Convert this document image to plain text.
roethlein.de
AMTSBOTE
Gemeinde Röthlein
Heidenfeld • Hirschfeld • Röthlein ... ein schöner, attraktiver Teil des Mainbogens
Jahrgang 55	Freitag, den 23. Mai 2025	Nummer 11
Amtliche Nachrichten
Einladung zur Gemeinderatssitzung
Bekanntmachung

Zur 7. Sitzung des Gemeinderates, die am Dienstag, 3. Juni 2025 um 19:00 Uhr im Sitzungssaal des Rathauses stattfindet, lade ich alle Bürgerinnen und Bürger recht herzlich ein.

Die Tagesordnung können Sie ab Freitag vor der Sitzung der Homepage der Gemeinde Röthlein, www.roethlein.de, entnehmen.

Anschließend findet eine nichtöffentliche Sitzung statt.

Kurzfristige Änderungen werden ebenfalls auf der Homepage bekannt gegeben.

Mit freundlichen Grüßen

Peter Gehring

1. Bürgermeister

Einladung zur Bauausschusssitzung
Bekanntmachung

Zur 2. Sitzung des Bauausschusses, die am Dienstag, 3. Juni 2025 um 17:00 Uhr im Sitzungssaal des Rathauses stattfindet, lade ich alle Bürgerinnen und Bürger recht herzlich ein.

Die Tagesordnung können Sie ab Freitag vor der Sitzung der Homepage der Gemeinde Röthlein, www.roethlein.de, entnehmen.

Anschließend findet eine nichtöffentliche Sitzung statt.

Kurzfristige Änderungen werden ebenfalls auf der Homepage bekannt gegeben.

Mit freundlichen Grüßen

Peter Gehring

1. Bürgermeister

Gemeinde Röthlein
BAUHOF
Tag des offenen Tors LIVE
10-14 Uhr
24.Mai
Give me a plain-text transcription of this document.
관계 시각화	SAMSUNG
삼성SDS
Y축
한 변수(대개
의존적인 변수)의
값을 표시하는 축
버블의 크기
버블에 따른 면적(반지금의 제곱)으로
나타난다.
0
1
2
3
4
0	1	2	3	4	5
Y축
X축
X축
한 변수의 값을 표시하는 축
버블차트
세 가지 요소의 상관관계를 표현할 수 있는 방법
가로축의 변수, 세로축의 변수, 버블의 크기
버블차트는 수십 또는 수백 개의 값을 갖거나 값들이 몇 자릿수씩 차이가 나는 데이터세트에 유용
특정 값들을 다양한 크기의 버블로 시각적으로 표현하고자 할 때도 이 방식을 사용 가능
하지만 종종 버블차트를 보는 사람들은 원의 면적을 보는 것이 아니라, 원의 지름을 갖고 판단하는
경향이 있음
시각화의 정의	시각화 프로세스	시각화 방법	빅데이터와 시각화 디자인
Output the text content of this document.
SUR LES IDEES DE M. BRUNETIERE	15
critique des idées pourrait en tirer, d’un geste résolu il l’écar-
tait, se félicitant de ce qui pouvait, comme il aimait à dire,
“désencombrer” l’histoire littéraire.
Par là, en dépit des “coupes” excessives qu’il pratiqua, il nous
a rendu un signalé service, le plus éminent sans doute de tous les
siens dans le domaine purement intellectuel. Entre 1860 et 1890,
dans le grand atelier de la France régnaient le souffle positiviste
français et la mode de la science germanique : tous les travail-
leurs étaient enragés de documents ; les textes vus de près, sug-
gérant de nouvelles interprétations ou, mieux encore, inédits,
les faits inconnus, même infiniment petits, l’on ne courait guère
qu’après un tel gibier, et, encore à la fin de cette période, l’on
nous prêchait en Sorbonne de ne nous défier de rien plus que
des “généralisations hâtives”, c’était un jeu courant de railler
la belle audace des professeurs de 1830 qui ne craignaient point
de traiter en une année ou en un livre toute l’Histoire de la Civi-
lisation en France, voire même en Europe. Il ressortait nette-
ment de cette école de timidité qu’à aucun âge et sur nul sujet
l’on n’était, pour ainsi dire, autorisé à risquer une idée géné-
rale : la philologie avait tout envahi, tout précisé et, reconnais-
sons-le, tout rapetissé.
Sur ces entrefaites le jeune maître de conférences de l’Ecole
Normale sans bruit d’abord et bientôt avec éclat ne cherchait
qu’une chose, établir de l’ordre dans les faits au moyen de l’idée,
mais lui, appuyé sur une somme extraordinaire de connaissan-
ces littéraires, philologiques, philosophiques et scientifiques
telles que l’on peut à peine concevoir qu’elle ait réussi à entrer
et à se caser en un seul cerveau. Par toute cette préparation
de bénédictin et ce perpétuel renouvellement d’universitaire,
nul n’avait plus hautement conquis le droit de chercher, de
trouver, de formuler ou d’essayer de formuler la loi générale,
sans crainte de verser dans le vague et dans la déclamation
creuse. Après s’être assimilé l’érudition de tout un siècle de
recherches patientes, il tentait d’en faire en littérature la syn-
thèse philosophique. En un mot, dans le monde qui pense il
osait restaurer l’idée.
========================================
* EXERCISE INSTRUCTIONS: Please reproduce every line of the material word for word.

* EXERCISE OUTPUT:
Convert this document image to plain text.
roethlein.de
AMTSBOTE
Gemeinde Röthlein
Heidenfeld • Hirschfeld • Röthlein ... ein schöner, attraktiver Teil des Mainbogens
Jahrgang 55	Freitag, den 23. Mai 2025	Nummer 11
Amtliche Nachrichten
Einladung zur Gemeinderatssitzung
Bekanntmachung

Zur 7. Sitzung des Gemeinderates, die am Dienstag, 3. Juni 2025 um 19:00 Uhr im Sitzungssaal des Rathauses stattfindet, lade ich alle Bürgerinnen und Bürger recht herzlich ein.

Die Tagesordnung können Sie ab Freitag vor der Sitzung der Homepage der Gemeinde Röthlein, www.roethlein.de, entnehmen.

Anschließend findet eine nichtöffentliche Sitzung statt.

Kurzfristige Änderungen werden ebenfalls auf der Homepage bekannt gegeben.

Mit freundlichen Grüßen

Peter Gehring

1. Bürgermeister

Einladung zur Bauausschusssitzung
Bekanntmachung

Zur 2. Sitzung des Bauausschusses, die am Dienstag, 3. Juni 2025 um 17:00 Uhr im Sitzungssaal des Rathauses stattfindet, lade ich alle Bürgerinnen und Bürger recht herzlich ein.

Die Tagesordnung können Sie ab Freitag vor der Sitzung der Homepage der Gemeinde Röthlein, www.roethlein.de, entnehmen.

Anschließend findet eine nichtöffentliche Sitzung statt.

Kurzfristige Änderungen werden ebenfalls auf der Homepage bekannt gegeben.

Mit freundlichen Grüßen

Peter Gehring

1. Bürgermeister

Gemeinde Röthlein
BAUHOF
Tag des offenen Tors LIVE
10-14 Uhr
24.Mai
Give me a plain-text transcription of this document.
관계 시각화	SAMSUNG
삼성SDS
Y축
한 변수(대개
의존적인 변수)의
값을 표시하는 축
버블의 크기
버블에 따른 면적(반지금의 제곱)으로
나타난다.
0
1
2
3
4
0	1	2	3	4	5
Y축
X축
X축
한 변수의 값을 표시하는 축
버블차트
세 가지 요소의 상관관계를 표현할 수 있는 방법
가로축의 변수, 세로축의 변수, 버블의 크기
버블차트는 수십 또는 수백 개의 값을 갖거나 값들이 몇 자릿수씩 차이가 나는 데이터세트에 유용
특정 값들을 다양한 크기의 버블로 시각적으로 표현하고자 할 때도 이 방식을 사용 가능
하지만 종종 버블차트를 보는 사람들은 원의 면적을 보는 것이 아니라, 원의 지름을 갖고 판단하는
경향이 있음
시각화의 정의	시각화 프로세스	시각화 방법	빅데이터와 시각화 디자인
Output the text content of this document.
SUR LES IDEES DE M. BRUNETIERE	15
critique des idées pourrait en tirer, d’un geste résolu il l’écar-
tait, se félicitant de ce qui pouvait, comme il aimait à dire,
“désencombrer” l’histoire littéraire.
Par là, en dépit des “coupes” excessives qu’il pratiqua, il nous
a rendu un signalé service, le plus éminent sans doute de tous les
siens dans le domaine purement intellectuel. Entre 1860 et 1890,
dans le grand atelier de la France régnaient le souffle positiviste
français et la mode de la science germanique : tous les travail-
leurs étaient enragés de documents ; les textes vus de près, sug-
gérant de nouvelles interprétations ou, mieux encore, inédits,
les faits inconnus, même infiniment petits, l’on ne courait guère
qu’après un tel gibier, et, encore à la fin de cette période, l’on
nous prêchait en Sorbonne de ne nous défier de rien plus que
des “généralisations hâtives”, c’était un jeu courant de railler
la belle audace des professeurs de 1830 qui ne craignaient point
de traiter en une année ou en un livre toute l’Histoire de la Civi-
lisation en France, voire même en Europe. Il ressortait nette-
ment de cette école de timidité qu’à aucun âge et sur nul sujet
l’on n’était, pour ainsi dire, autorisé à risquer une idée géné-
rale : la philologie avait tout envahi, tout précisé et, reconnais-
sons-le, tout rapetissé.
Sur ces entrefaites le jeune maître de conférences de l’Ecole
Normale sans bruit d’abord et bientôt avec éclat ne cherchait
qu’une chose, établir de l’ordre dans les faits au moyen de l’idée,
mais lui, appuyé sur une somme extraordinaire de connaissan-
ces littéraires, philologiques, philosophiques et scientifiques
telles que l’on peut à peine concevoir qu’elle ait réussi à entrer
et à se caser en un seul cerveau. Par toute cette préparation
de bénédictin et ce perpétuel renouvellement d’universitaire,
nul n’avait plus hautement conquis le droit de chercher, de
trouver, de formuler ou d’essayer de formuler la loi générale,
sans crainte de verser dans le vague et dans la déclamation
creuse. Après s’être assimilé l’érudition de tout un siècle de
recherches patientes, il tentait d’en faire en littérature la syn-
thèse philosophique. En un mot, dans le monde qui pense il
osait restaurer l’idée.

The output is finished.